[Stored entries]
*-*-*

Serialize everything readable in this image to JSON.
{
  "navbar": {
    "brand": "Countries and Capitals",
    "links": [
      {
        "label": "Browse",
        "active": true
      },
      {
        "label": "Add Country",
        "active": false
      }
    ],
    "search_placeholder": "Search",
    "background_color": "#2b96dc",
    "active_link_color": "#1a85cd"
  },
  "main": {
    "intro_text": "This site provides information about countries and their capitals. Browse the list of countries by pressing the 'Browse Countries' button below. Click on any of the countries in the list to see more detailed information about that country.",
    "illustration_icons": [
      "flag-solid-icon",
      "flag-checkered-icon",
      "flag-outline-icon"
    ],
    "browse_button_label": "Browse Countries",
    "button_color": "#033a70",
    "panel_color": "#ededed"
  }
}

*-*-*

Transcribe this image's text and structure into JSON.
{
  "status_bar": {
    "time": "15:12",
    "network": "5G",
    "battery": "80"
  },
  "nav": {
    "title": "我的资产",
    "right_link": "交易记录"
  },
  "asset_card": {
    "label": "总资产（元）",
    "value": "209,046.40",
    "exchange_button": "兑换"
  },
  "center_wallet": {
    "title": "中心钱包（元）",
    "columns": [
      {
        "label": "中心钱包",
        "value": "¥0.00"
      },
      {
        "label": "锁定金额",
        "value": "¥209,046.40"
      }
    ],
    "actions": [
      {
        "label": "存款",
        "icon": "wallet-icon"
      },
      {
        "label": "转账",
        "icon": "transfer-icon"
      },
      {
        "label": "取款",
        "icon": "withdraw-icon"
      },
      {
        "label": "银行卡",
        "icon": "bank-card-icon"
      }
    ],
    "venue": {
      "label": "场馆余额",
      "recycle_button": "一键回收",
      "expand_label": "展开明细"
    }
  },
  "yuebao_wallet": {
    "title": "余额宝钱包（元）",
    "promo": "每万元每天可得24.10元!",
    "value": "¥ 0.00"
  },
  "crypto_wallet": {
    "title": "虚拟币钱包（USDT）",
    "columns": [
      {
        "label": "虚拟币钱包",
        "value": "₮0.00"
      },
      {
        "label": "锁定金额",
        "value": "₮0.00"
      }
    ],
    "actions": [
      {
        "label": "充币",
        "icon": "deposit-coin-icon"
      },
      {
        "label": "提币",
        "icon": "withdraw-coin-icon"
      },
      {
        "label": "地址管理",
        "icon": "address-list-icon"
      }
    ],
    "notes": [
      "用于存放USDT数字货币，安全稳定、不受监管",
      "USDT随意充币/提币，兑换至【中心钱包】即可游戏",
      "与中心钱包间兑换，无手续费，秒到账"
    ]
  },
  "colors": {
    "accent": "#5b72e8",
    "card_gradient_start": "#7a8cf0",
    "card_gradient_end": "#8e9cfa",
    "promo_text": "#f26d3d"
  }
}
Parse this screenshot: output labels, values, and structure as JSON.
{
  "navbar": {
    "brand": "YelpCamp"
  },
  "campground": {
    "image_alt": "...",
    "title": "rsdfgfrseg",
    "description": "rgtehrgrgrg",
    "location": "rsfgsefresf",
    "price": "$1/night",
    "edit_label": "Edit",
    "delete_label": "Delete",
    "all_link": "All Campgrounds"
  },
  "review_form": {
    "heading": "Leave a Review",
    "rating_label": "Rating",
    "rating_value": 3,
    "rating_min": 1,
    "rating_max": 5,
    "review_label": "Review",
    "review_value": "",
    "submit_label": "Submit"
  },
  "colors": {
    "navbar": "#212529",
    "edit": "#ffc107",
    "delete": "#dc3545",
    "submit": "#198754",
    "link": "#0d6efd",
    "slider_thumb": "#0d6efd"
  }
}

*-*-*

- **STATED PROBLEM**
Using the material above, report each line where "brand" occurs.

- **WORKED ANSWER**
    "brand": "Countries and Capitals",
    "brand": "YelpCamp"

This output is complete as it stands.